== Extracted information ==

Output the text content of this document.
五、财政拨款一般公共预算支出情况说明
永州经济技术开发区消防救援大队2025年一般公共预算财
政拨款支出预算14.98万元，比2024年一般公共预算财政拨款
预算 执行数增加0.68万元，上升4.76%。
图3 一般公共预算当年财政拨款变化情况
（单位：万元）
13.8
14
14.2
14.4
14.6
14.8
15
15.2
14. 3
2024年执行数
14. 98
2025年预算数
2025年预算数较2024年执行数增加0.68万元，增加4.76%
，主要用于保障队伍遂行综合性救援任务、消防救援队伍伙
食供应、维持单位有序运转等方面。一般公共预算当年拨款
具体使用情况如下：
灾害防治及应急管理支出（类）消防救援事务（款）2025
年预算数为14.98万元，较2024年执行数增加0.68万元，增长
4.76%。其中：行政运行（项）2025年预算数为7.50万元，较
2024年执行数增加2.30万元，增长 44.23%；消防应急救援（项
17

===

- _The task_:
Type the whole listing again, unaltered.

- _Response_:
Output the text content of this document.
五、财政拨款一般公共预算支出情况说明
永州经济技术开发区消防救援大队2025年一般公共预算财
政拨款支出预算14.98万元，比2024年一般公共预算财政拨款
预算 执行数增加0.68万元，上升4.76%。
图3 一般公共预算当年财政拨款变化情况
（单位：万元）
13.8
14
14.2
14.4
14.6
14.8
15
15.2
14. 3
2024年执行数
14. 98
2025年预算数
2025年预算数较2024年执行数增加0.68万元，增加4.76%
，主要用于保障队伍遂行综合性救援任务、消防救援队伍伙
食供应、维持单位有序运转等方面。一般公共预算当年拨款
具体使用情况如下：
灾害防治及应急管理支出（类）消防救援事务（款）2025
年预算数为14.98万元，较2024年执行数增加0.68万元，增长
4.76%。其中：行政运行（项）2025年预算数为7.50万元，较
2024年执行数增加2.30万元，增长 44.23%；消防应急救援（项
17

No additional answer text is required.